- **Dataset entries on figures**
******

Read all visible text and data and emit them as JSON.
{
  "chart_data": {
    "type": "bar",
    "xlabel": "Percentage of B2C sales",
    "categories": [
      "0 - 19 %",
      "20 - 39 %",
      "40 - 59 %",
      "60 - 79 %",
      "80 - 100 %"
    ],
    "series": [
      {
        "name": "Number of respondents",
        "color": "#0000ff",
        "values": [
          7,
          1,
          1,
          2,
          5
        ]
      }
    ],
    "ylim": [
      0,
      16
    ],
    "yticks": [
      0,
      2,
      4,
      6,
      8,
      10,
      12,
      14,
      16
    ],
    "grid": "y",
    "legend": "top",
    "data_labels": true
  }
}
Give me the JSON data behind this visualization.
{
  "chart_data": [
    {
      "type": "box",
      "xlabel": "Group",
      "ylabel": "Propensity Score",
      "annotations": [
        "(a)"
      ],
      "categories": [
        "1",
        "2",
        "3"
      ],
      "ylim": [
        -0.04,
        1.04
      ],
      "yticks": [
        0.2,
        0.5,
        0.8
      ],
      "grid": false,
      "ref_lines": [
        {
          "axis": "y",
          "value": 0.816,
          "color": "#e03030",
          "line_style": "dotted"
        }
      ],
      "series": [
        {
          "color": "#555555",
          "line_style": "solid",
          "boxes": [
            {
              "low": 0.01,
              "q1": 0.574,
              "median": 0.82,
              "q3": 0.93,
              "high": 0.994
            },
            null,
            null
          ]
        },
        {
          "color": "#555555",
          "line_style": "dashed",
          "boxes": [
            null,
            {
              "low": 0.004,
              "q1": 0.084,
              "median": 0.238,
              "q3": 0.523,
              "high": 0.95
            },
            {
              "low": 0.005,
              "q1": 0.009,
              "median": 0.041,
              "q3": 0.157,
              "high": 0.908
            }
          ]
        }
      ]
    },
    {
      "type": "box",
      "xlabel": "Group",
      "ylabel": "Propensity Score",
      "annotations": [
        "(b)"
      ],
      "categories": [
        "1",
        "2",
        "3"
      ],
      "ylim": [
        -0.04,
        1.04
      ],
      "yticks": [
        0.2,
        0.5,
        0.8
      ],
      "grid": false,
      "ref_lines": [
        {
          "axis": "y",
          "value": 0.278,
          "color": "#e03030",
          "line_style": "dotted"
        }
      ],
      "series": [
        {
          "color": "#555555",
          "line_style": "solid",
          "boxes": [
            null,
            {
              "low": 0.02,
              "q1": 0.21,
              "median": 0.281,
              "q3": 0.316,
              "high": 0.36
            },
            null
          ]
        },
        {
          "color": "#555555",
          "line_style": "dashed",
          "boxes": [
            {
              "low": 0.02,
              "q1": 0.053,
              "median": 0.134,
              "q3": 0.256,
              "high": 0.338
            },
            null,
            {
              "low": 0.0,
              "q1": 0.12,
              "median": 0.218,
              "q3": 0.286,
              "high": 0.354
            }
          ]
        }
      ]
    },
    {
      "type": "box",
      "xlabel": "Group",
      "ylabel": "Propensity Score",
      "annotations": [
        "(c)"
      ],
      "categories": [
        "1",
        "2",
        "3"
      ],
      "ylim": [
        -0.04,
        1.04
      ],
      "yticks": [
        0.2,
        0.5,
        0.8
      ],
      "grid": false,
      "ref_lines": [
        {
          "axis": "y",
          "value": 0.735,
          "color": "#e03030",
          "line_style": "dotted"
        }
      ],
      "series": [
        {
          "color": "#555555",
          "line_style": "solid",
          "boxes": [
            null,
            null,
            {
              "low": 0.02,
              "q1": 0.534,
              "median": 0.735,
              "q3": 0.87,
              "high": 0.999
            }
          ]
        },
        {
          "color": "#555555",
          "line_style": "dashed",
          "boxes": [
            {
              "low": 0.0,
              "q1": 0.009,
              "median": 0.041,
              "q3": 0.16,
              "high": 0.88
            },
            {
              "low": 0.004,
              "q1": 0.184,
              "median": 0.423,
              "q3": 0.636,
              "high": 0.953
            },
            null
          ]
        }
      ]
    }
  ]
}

******

- **REQUIRED WORK**
Exactly reproduce every record.

- **WORKED ANSWER**
Read all visible text and data and emit them as JSON.
{
  "chart_data": {
    "type": "bar",
    "xlabel": "Percentage of B2C sales",
    "categories": [
      "0 - 19 %",
      "20 - 39 %",
      "40 - 59 %",
      "60 - 79 %",
      "80 - 100 %"
    ],
    "series": [
      {
        "name": "Number of respondents",
        "color": "#0000ff",
        "values": [
          7,
          1,
          1,
          2,
          5
        ]
      }
    ],
    "ylim": [
      0,
      16
    ],
    "yticks": [
      0,
      2,
      4,
      6,
      8,
      10,
      12,
      14,
      16
    ],
    "grid": "y",
    "legend": "top",
    "data_labels": true
  }
}
Give me the JSON data behind this visualization.
{
  "chart_data": [
    {
      "type": "box",
      "xlabel": "Group",
      "ylabel": "Propensity Score",
      "annotations": [
        "(a)"
      ],
      "categories": [
        "1",
        "2",
        "3"
      ],
      "ylim": [
        -0.04,
        1.04
      ],
      "yticks": [
        0.2,
        0.5,
        0.8
      ],
      "grid": false,
      "ref_lines": [
        {
          "axis": "y",
          "value": 0.816,
          "color": "#e03030",
          "line_style": "dotted"
        }
      ],
      "series": [
        {
          "color": "#555555",
          "line_style": "solid",
          "boxes": [
            {
              "low": 0.01,
              "q1": 0.574,
              "median": 0.82,
              "q3": 0.93,
              "high": 0.994
            },
            null,
            null
          ]
        },
        {
          "color": "#555555",
          "line_style": "dashed",
          "boxes": [
            null,
            {
              "low": 0.004,
              "q1": 0.084,
              "median": 0.238,
              "q3": 0.523,
              "high": 0.95
            },
            {
              "low": 0.005,
              "q1": 0.009,
              "median": 0.041,
              "q3": 0.157,
              "high": 0.908
            }
          ]
        }
      ]
    },
    {
      "type": "box",
      "xlabel": "Group",
      "ylabel": "Propensity Score",
      "annotations": [
        "(b)"
      ],
      "categories": [
        "1",
        "2",
        "3"
      ],
      "ylim": [
        -0.04,
        1.04
      ],
      "yticks": [
        0.2,
        0.5,
        0.8
      ],
      "grid": false,
      "ref_lines": [
        {
          "axis": "y",
          "value": 0.278,
          "color": "#e03030",
          "line_style": "dotted"
        }
      ],
      "series": [
        {
          "color": "#555555",
          "line_style": "solid",
          "boxes": [
            null,
            {
              "low": 0.02,
              "q1": 0.21,
              "median": 0.281,
              "q3": 0.316,
              "high": 0.36
            },
            null
          ]
        },
        {
          "color": "#555555",
          "line_style": "dashed",
          "boxes": [
            {
              "low": 0.02,
              "q1": 0.053,
              "median": 0.134,
              "q3": 0.256,
              "high": 0.338
            },
            null,
            {
              "low": 0.0,
              "q1": 0.12,
              "median": 0.218,
              "q3": 0.286,
              "high": 0.354
            }
          ]
        }
      ]
    },
    {
      "type": "box",
      "xlabel": "Group",
      "ylabel": "Propensity Score",
      "annotations": [
        "(c)"
      ],
      "categories": [
        "1",
        "2",
        "3"
      ],
      "ylim": [
        -0.04,
        1.04
      ],
      "yticks": [
        0.2,
        0.5,
        0.8
      ],
      "grid": false,
      "ref_lines": [
        {
          "axis": "y",
          "value": 0.735,
          "color": "#e03030",
          "line_style": "dotted"
        }
      ],
      "series": [
        {
          "color": "#555555",
          "line_style": "solid",
          "boxes": [
            null,
            null,
            {
              "low": 0.02,
              "q1": 0.534,
              "median": 0.735,
              "q3": 0.87,
              "high": 0.999
            }
          ]
        },
        {
          "color": "#555555",
          "line_style": "dashed",
          "boxes": [
            {
              "low": 0.0,
              "q1": 0.009,
              "median": 0.041,
              "q3": 0.16,
              "high": 0.88
            },
            {
              "low": 0.004,
              "q1": 0.184,
              "median": 0.423,
              "q3": 0.636,
              "high": 0.953
            },
            null
          ]
        }
      ]
    }
  ]
}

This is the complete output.